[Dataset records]

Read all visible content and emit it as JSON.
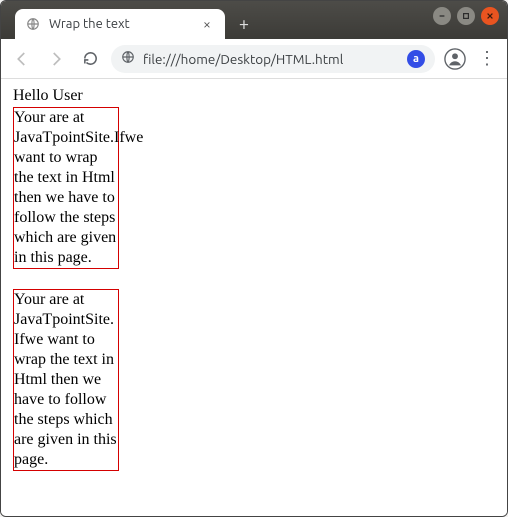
{
  "browser": {
    "tab_title": "Wrap the text",
    "url": "file:///home/Desktop/HTML.html",
    "extension_letter": "a"
  },
  "page": {
    "greeting": "Hello User",
    "box1_text": "Your are at JavaTpointSite.Ifwe want to wrap the text in Html then we have to follow the steps which are given in this page.",
    "box2_text": "Your are at JavaTpointSite.Ifwe want to wrap the text in Html then we have to follow the steps which are given in this page."
  }
}
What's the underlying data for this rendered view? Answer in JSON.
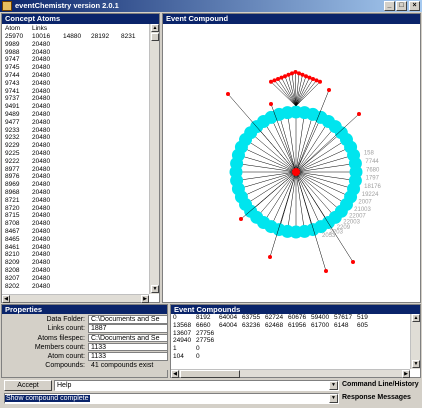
{
  "window": {
    "title": "eventChemistry  version 2.0.1",
    "min": "_",
    "max": "□",
    "close": "×"
  },
  "concept_atoms": {
    "header": "Concept Atoms",
    "columns": [
      "Atom",
      "Links"
    ],
    "rows": [
      [
        "25970",
        "10016",
        "14880",
        "28192",
        "8231"
      ],
      [
        "9989",
        "20480"
      ],
      [
        "9988",
        "20480"
      ],
      [
        "9747",
        "20480"
      ],
      [
        "9745",
        "20480"
      ],
      [
        "9744",
        "20480"
      ],
      [
        "9743",
        "20480"
      ],
      [
        "9741",
        "20480"
      ],
      [
        "9737",
        "20480"
      ],
      [
        "9491",
        "20480"
      ],
      [
        "9489",
        "20480"
      ],
      [
        "9477",
        "20480"
      ],
      [
        "9233",
        "20480"
      ],
      [
        "9232",
        "20480"
      ],
      [
        "9229",
        "20480"
      ],
      [
        "9225",
        "20480"
      ],
      [
        "9222",
        "20480"
      ],
      [
        "8977",
        "20480"
      ],
      [
        "8976",
        "20480"
      ],
      [
        "8969",
        "20480"
      ],
      [
        "8968",
        "20480"
      ],
      [
        "8721",
        "20480"
      ],
      [
        "8720",
        "20480"
      ],
      [
        "8715",
        "20480"
      ],
      [
        "8708",
        "20480"
      ],
      [
        "8467",
        "20480"
      ],
      [
        "8465",
        "20480"
      ],
      [
        "8461",
        "20480"
      ],
      [
        "8210",
        "20480"
      ],
      [
        "8209",
        "20480"
      ],
      [
        "8208",
        "20480"
      ],
      [
        "8207",
        "20480"
      ],
      [
        "8202",
        "20480"
      ]
    ]
  },
  "event_compound": {
    "header": "Event Compound",
    "labels": [
      "158",
      "7744",
      "7680",
      "1797",
      "18176",
      "19224",
      "2007",
      "21003",
      "22007",
      "22003",
      "2209",
      "2203",
      "2053"
    ]
  },
  "properties": {
    "header": "Properties",
    "rows": [
      {
        "label": "Data Folder:",
        "value": "C:\\Documents and Se"
      },
      {
        "label": "Links count:",
        "value": "1887"
      },
      {
        "label": "Atoms filespec:",
        "value": "C:\\Documents and Se"
      },
      {
        "label": "Members count:",
        "value": "1133"
      },
      {
        "label": "Atom count:",
        "value": "1133"
      },
      {
        "label": "Compounds:",
        "value": "41 compounds exist"
      }
    ]
  },
  "event_compounds": {
    "header": "Event Compounds",
    "rows": [
      [
        "0",
        "8192",
        "64004",
        "63755",
        "62724",
        "60676",
        "59400",
        "57617",
        "519"
      ],
      [
        "13568",
        "6660",
        "64004",
        "63236",
        "62468",
        "61956",
        "61700",
        "6148",
        "605"
      ],
      [
        "13607",
        "27756"
      ],
      [
        "24940",
        "27756"
      ],
      [
        "1",
        "0"
      ],
      [
        "104",
        "0"
      ]
    ]
  },
  "command": {
    "accept_label": "Accept",
    "input_value": "Help",
    "caption": "Command Line/History"
  },
  "response": {
    "value": "Show compound complete",
    "caption": "Response Messages"
  },
  "colors": {
    "ring": "#00e5ee",
    "node": "#ff0000",
    "title_bg": "#0a246a"
  }
}
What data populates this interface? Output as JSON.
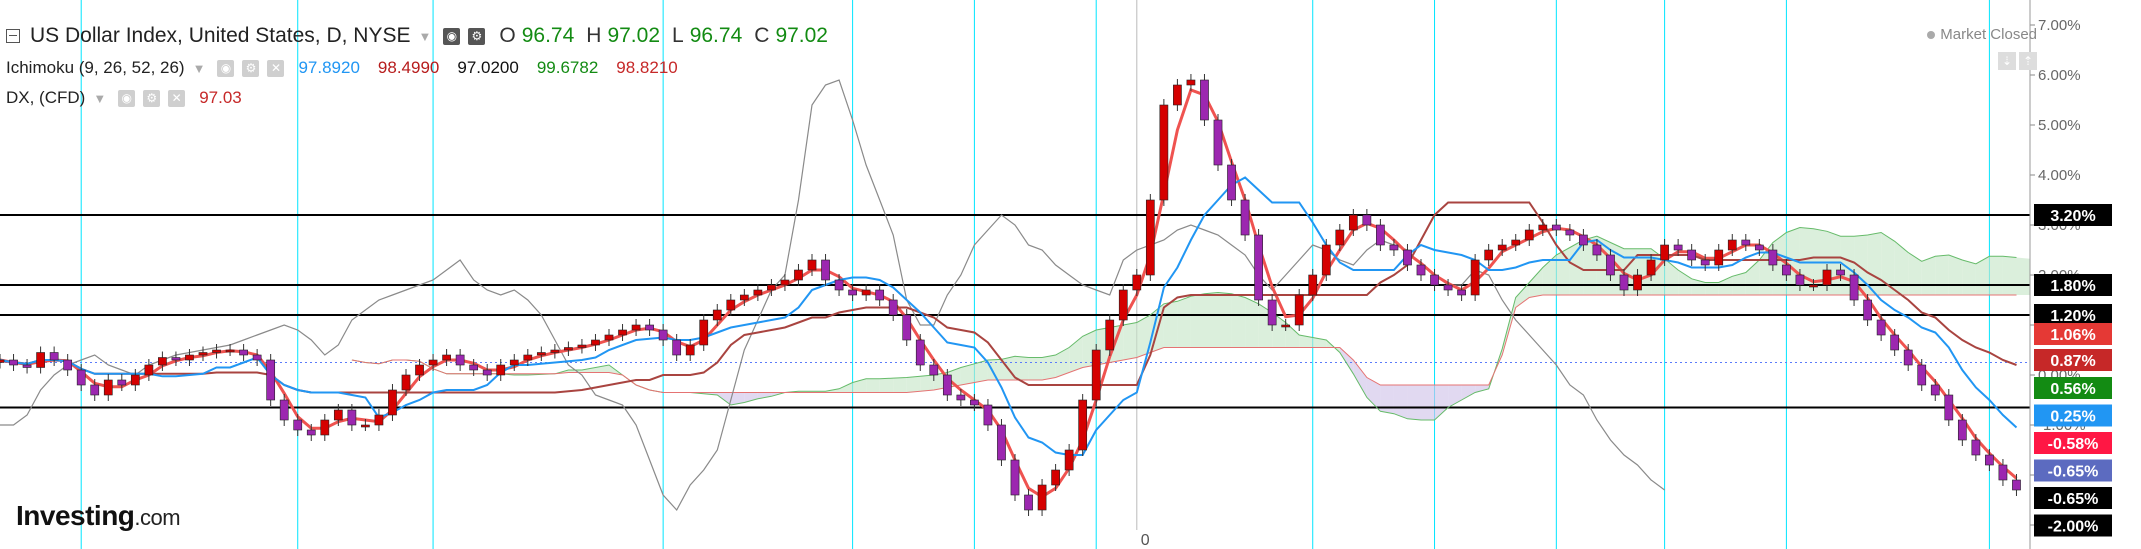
{
  "header": {
    "title": "US Dollar Index, United States, D, NYSE",
    "ohlc": [
      {
        "key": "O",
        "value": "96.74"
      },
      {
        "key": "H",
        "value": "97.02"
      },
      {
        "key": "L",
        "value": "96.74"
      },
      {
        "key": "C",
        "value": "97.02"
      }
    ]
  },
  "indicators": {
    "ichimoku": {
      "label": "Ichimoku (9, 26, 52, 26)",
      "values": [
        {
          "value": "97.8920",
          "color": "#2196f3"
        },
        {
          "value": "98.4990",
          "color": "#b71c1c"
        },
        {
          "value": "97.0200",
          "color": "#111111"
        },
        {
          "value": "99.6782",
          "color": "#138b13"
        },
        {
          "value": "98.8210",
          "color": "#c62828"
        }
      ]
    },
    "dx": {
      "label": "DX, (CFD)",
      "value": "97.03",
      "value_color": "#c62828"
    }
  },
  "status": {
    "market": "Market Closed"
  },
  "logo": {
    "brand": "Investing",
    "suffix": ".com"
  },
  "colors": {
    "up_candle": "#d50000",
    "down_candle": "#9c27b0",
    "tenkan": "#2196f3",
    "kijun": "#a94440",
    "chikou": "#8a8a8a",
    "dx_line": "#ef5350",
    "cloud_bull": "#c8e6c9",
    "cloud_bear": "#d1c4e9",
    "vertical_grid": "#00e5ff"
  },
  "chart_data": {
    "type": "candlestick",
    "y_axis": {
      "unit": "%",
      "range": [
        -3.4,
        7.3
      ],
      "ticks": [
        "7.00%",
        "6.00%",
        "5.00%",
        "4.00%",
        "3.00%",
        "2.00%",
        "1.00%",
        "0.00%",
        "-1.00%",
        "-2.00%",
        "-3.00%"
      ]
    },
    "x_axis_label": "0",
    "x_index_range": [
      0,
      150
    ],
    "baseline_index": 84,
    "baseline_value": 0.25,
    "horizontal_levels": [
      3.2,
      1.8,
      1.2,
      -0.65
    ],
    "price_labels": [
      {
        "text": "3.20%",
        "value": 3.2,
        "color": "#000000"
      },
      {
        "text": "1.80%",
        "value": 1.8,
        "color": "#000000"
      },
      {
        "text": "1.20%",
        "value": 1.2,
        "color": "#000000"
      },
      {
        "text": "1.06%",
        "value": 0.82,
        "color": "#e53935"
      },
      {
        "text": "0.87%",
        "value": 0.3,
        "color": "#c62828"
      },
      {
        "text": "0.56%",
        "value": -0.26,
        "color": "#138b13"
      },
      {
        "text": "0.25%",
        "value": -0.81,
        "color": "#2196f3"
      },
      {
        "text": "-0.58%",
        "value": -1.36,
        "color": "#ff1744"
      },
      {
        "text": "-0.65%",
        "value": -1.91,
        "color": "#5c6bc0"
      },
      {
        "text": "-0.65%",
        "value": -2.46,
        "color": "#000000"
      },
      {
        "text": "-2.00%",
        "value": -3.01,
        "color": "#000000"
      }
    ],
    "vertical_gridlines": [
      6,
      22,
      32,
      49,
      63,
      72,
      81,
      97,
      106,
      115,
      123,
      132,
      147
    ],
    "close": [
      0.3,
      0.2,
      0.15,
      0.45,
      0.3,
      0.1,
      -0.2,
      -0.4,
      -0.1,
      -0.2,
      0.0,
      0.2,
      0.35,
      0.3,
      0.4,
      0.45,
      0.5,
      0.5,
      0.4,
      0.3,
      -0.5,
      -0.9,
      -1.1,
      -1.2,
      -0.9,
      -0.7,
      -1.0,
      -1.0,
      -0.8,
      -0.3,
      0.0,
      0.2,
      0.3,
      0.4,
      0.2,
      0.1,
      0.0,
      0.2,
      0.3,
      0.4,
      0.45,
      0.5,
      0.55,
      0.6,
      0.7,
      0.8,
      0.9,
      1.0,
      0.9,
      0.7,
      0.4,
      0.6,
      1.1,
      1.3,
      1.5,
      1.6,
      1.7,
      1.8,
      1.9,
      2.1,
      2.3,
      1.9,
      1.7,
      1.6,
      1.7,
      1.5,
      1.2,
      0.7,
      0.2,
      0.0,
      -0.4,
      -0.5,
      -0.6,
      -1.0,
      -1.7,
      -2.4,
      -2.7,
      -2.2,
      -1.9,
      -1.5,
      -0.5,
      0.5,
      1.1,
      1.7,
      2.0,
      3.5,
      5.4,
      5.8,
      5.9,
      5.1,
      4.2,
      3.5,
      2.8,
      1.5,
      1.0,
      1.0,
      1.6,
      2.0,
      2.6,
      2.9,
      3.2,
      3.0,
      2.6,
      2.5,
      2.2,
      2.0,
      1.8,
      1.7,
      1.6,
      2.3,
      2.5,
      2.6,
      2.7,
      2.9,
      3.0,
      2.9,
      2.8,
      2.6,
      2.4,
      2.0,
      1.7,
      2.0,
      2.3,
      2.6,
      2.5,
      2.3,
      2.2,
      2.5,
      2.7,
      2.6,
      2.5,
      2.2,
      2.0,
      1.8,
      1.8,
      2.1,
      2.0,
      1.5,
      1.1,
      0.8,
      0.5,
      0.2,
      -0.2,
      -0.4,
      -0.9,
      -1.3,
      -1.6,
      -1.8,
      -2.1,
      -2.3
    ]
  }
}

* [Given task]: Copy every line in the listing above where the string "have" turns up.

* [Result for this exercise]:
    "box1_text": "Your are at JavaTpointSite.Ifwe want to wrap the text in Html then we have to follow the steps which are given in this page.",
    "box2_text": "Your are at JavaTpointSite.Ifwe want to wrap the text in Html then we have to follow the steps which are given in this page."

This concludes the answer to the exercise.